**Exercise brief**
Quote every one of the following entries word for word, keeping each line unchanged.

Data listing:
— start —

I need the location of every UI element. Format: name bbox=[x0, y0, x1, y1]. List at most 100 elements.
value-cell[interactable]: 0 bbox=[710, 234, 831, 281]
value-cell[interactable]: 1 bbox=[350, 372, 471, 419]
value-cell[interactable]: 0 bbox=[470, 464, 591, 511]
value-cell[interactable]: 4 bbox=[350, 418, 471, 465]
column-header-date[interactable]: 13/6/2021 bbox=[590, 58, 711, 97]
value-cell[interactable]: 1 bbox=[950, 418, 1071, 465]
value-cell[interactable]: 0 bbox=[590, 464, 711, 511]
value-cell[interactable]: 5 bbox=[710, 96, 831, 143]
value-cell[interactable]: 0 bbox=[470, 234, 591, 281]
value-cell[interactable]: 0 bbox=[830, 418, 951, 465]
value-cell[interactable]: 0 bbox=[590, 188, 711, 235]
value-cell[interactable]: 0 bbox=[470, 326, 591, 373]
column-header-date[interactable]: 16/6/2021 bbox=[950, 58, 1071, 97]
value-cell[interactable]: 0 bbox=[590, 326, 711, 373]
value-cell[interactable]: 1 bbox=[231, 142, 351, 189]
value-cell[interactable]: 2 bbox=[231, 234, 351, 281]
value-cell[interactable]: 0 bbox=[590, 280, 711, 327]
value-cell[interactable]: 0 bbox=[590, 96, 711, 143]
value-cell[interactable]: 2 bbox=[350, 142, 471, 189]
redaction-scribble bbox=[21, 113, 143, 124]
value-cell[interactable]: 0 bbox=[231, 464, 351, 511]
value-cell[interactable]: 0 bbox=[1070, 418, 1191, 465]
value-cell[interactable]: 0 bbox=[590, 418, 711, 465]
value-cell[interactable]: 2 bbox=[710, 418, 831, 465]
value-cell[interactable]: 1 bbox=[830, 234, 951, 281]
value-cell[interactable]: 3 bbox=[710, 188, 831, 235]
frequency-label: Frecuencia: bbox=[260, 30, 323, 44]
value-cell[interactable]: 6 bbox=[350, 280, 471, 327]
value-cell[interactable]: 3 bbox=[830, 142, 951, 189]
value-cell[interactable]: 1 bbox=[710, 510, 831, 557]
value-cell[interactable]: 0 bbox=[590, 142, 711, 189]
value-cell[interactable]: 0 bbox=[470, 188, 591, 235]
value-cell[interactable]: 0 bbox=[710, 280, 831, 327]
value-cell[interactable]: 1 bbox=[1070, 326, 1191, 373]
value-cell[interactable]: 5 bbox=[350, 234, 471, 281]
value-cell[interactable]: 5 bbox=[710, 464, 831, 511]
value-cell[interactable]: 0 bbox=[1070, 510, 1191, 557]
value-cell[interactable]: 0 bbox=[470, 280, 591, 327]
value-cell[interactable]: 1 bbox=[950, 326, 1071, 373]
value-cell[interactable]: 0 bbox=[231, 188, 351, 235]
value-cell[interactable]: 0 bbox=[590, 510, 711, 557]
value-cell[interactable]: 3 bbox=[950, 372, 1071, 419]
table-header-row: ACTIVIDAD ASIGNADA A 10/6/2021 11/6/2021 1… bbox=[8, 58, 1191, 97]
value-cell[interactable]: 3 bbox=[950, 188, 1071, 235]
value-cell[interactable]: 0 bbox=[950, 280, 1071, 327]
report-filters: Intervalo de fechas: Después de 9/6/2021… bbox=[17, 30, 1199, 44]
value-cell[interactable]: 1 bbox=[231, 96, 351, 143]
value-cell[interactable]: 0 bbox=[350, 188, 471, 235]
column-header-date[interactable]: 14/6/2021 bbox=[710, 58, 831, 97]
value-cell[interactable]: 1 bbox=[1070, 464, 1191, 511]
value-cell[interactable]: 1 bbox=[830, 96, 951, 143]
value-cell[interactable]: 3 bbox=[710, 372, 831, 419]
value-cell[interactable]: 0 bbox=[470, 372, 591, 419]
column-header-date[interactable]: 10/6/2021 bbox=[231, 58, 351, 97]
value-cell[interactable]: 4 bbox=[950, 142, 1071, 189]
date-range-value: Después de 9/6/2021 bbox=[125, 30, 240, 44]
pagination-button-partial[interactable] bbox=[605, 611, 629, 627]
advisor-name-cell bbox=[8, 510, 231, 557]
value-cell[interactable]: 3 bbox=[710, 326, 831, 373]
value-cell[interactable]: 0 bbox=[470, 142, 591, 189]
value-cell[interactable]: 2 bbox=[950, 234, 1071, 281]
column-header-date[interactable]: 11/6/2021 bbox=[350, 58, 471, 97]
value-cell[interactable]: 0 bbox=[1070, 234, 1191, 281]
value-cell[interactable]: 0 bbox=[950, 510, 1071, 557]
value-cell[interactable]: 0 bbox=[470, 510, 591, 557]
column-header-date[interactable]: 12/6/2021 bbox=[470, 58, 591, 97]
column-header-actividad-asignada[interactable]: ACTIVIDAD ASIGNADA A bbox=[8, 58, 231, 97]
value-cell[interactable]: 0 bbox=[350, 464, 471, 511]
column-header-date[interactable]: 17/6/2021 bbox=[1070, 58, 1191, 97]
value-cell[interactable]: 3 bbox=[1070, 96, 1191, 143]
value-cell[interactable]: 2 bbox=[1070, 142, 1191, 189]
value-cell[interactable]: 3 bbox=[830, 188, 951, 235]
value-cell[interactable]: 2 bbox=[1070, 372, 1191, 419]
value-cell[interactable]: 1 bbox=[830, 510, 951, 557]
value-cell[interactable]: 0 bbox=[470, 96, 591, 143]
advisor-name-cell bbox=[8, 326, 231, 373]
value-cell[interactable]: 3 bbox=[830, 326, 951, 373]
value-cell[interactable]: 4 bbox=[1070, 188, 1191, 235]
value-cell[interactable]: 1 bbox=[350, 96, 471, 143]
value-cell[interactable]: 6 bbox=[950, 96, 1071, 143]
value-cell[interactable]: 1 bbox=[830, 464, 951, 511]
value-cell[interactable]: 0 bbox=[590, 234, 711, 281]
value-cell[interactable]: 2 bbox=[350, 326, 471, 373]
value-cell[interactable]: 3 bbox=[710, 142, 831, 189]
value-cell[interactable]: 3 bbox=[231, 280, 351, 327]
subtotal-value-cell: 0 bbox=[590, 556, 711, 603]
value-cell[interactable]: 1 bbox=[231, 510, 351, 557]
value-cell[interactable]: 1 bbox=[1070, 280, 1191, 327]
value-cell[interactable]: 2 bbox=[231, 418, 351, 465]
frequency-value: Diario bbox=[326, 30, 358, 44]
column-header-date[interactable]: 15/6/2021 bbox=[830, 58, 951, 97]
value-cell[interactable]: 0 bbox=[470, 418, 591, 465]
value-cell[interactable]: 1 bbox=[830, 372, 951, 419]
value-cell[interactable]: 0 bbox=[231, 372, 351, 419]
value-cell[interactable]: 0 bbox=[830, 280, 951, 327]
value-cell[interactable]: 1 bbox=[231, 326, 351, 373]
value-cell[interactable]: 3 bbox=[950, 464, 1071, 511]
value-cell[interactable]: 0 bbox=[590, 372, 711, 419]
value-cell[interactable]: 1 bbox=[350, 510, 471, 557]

— end —

**The output**
I need the location of every UI element. Format: name bbox=[x0, y0, x1, y1]. List at most 100 elements.
value-cell[interactable]: 0 bbox=[710, 234, 831, 281]
value-cell[interactable]: 1 bbox=[350, 372, 471, 419]
value-cell[interactable]: 0 bbox=[470, 464, 591, 511]
value-cell[interactable]: 4 bbox=[350, 418, 471, 465]
column-header-date[interactable]: 13/6/2021 bbox=[590, 58, 711, 97]
value-cell[interactable]: 1 bbox=[950, 418, 1071, 465]
value-cell[interactable]: 0 bbox=[590, 464, 711, 511]
value-cell[interactable]: 5 bbox=[710, 96, 831, 143]
value-cell[interactable]: 0 bbox=[470, 234, 591, 281]
value-cell[interactable]: 0 bbox=[830, 418, 951, 465]
value-cell[interactable]: 0 bbox=[590, 188, 711, 235]
value-cell[interactable]: 0 bbox=[470, 326, 591, 373]
column-header-date[interactable]: 16/6/2021 bbox=[950, 58, 1071, 97]
value-cell[interactable]: 0 bbox=[590, 326, 711, 373]
value-cell[interactable]: 1 bbox=[231, 142, 351, 189]
value-cell[interactable]: 2 bbox=[231, 234, 351, 281]
value-cell[interactable]: 0 bbox=[590, 280, 711, 327]
value-cell[interactable]: 0 bbox=[590, 96, 711, 143]
value-cell[interactable]: 2 bbox=[350, 142, 471, 189]
redaction-scribble bbox=[21, 113, 143, 124]
value-cell[interactable]: 0 bbox=[231, 464, 351, 511]
value-cell[interactable]: 0 bbox=[1070, 418, 1191, 465]
value-cell[interactable]: 0 bbox=[590, 418, 711, 465]
value-cell[interactable]: 2 bbox=[710, 418, 831, 465]
value-cell[interactable]: 1 bbox=[830, 234, 951, 281]
value-cell[interactable]: 3 bbox=[710, 188, 831, 235]
frequency-label: Frecuencia: bbox=[260, 30, 323, 44]
value-cell[interactable]: 6 bbox=[350, 280, 471, 327]
value-cell[interactable]: 3 bbox=[830, 142, 951, 189]
value-cell[interactable]: 1 bbox=[710, 510, 831, 557]
value-cell[interactable]: 0 bbox=[590, 142, 711, 189]
value-cell[interactable]: 0 bbox=[470, 188, 591, 235]
value-cell[interactable]: 0 bbox=[710, 280, 831, 327]
value-cell[interactable]: 1 bbox=[1070, 326, 1191, 373]
value-cell[interactable]: 5 bbox=[350, 234, 471, 281]
value-cell[interactable]: 5 bbox=[710, 464, 831, 511]
value-cell[interactable]: 0 bbox=[1070, 510, 1191, 557]
value-cell[interactable]: 0 bbox=[470, 280, 591, 327]
value-cell[interactable]: 1 bbox=[950, 326, 1071, 373]
value-cell[interactable]: 0 bbox=[231, 188, 351, 235]
value-cell[interactable]: 0 bbox=[590, 510, 711, 557]
value-cell[interactable]: 3 bbox=[950, 372, 1071, 419]
table-header-row: ACTIVIDAD ASIGNADA A 10/6/2021 11/6/2021 1… bbox=[8, 58, 1191, 97]
value-cell[interactable]: 3 bbox=[950, 188, 1071, 235]
value-cell[interactable]: 0 bbox=[950, 280, 1071, 327]
report-filters: Intervalo de fechas: Después de 9/6/2021… bbox=[17, 30, 1199, 44]
value-cell[interactable]: 1 bbox=[231, 96, 351, 143]
value-cell[interactable]: 0 bbox=[350, 188, 471, 235]
column-header-date[interactable]: 14/6/2021 bbox=[710, 58, 831, 97]
value-cell[interactable]: 1 bbox=[1070, 464, 1191, 511]
value-cell[interactable]: 1 bbox=[830, 96, 951, 143]
value-cell[interactable]: 3 bbox=[710, 372, 831, 419]
value-cell[interactable]: 0 bbox=[470, 372, 591, 419]
column-header-date[interactable]: 10/6/2021 bbox=[231, 58, 351, 97]
value-cell[interactable]: 4 bbox=[950, 142, 1071, 189]
date-range-value: Después de 9/6/2021 bbox=[125, 30, 240, 44]
pagination-button-partial[interactable] bbox=[605, 611, 629, 627]
advisor-name-cell bbox=[8, 510, 231, 557]
value-cell[interactable]: 3 bbox=[710, 326, 831, 373]
value-cell[interactable]: 0 bbox=[470, 142, 591, 189]
value-cell[interactable]: 2 bbox=[950, 234, 1071, 281]
column-header-date[interactable]: 11/6/2021 bbox=[350, 58, 471, 97]
value-cell[interactable]: 0 bbox=[1070, 234, 1191, 281]
value-cell[interactable]: 0 bbox=[950, 510, 1071, 557]
value-cell[interactable]: 0 bbox=[470, 510, 591, 557]
column-header-date[interactable]: 12/6/2021 bbox=[470, 58, 591, 97]
column-header-actividad-asignada[interactable]: ACTIVIDAD ASIGNADA A bbox=[8, 58, 231, 97]
value-cell[interactable]: 0 bbox=[350, 464, 471, 511]
column-header-date[interactable]: 17/6/2021 bbox=[1070, 58, 1191, 97]
value-cell[interactable]: 3 bbox=[1070, 96, 1191, 143]
value-cell[interactable]: 2 bbox=[1070, 142, 1191, 189]
value-cell[interactable]: 3 bbox=[830, 188, 951, 235]
value-cell[interactable]: 2 bbox=[1070, 372, 1191, 419]
value-cell[interactable]: 1 bbox=[830, 510, 951, 557]
value-cell[interactable]: 0 bbox=[470, 96, 591, 143]
advisor-name-cell bbox=[8, 326, 231, 373]
value-cell[interactable]: 3 bbox=[830, 326, 951, 373]
value-cell[interactable]: 4 bbox=[1070, 188, 1191, 235]
value-cell[interactable]: 1 bbox=[350, 96, 471, 143]
value-cell[interactable]: 6 bbox=[950, 96, 1071, 143]
value-cell[interactable]: 1 bbox=[830, 464, 951, 511]
value-cell[interactable]: 0 bbox=[590, 234, 711, 281]
value-cell[interactable]: 2 bbox=[350, 326, 471, 373]
value-cell[interactable]: 3 bbox=[710, 142, 831, 189]
value-cell[interactable]: 3 bbox=[231, 280, 351, 327]
subtotal-value-cell: 0 bbox=[590, 556, 711, 603]
value-cell[interactable]: 1 bbox=[231, 510, 351, 557]
value-cell[interactable]: 1 bbox=[1070, 280, 1191, 327]
value-cell[interactable]: 2 bbox=[231, 418, 351, 465]
frequency-value: Diario bbox=[326, 30, 358, 44]
column-header-date[interactable]: 15/6/2021 bbox=[830, 58, 951, 97]
value-cell[interactable]: 0 bbox=[470, 418, 591, 465]
value-cell[interactable]: 1 bbox=[830, 372, 951, 419]
value-cell[interactable]: 0 bbox=[231, 372, 351, 419]
value-cell[interactable]: 0 bbox=[830, 280, 951, 327]
value-cell[interactable]: 1 bbox=[231, 326, 351, 373]
value-cell[interactable]: 3 bbox=[950, 464, 1071, 511]
value-cell[interactable]: 0 bbox=[590, 372, 711, 419]
value-cell[interactable]: 1 bbox=[350, 510, 471, 557]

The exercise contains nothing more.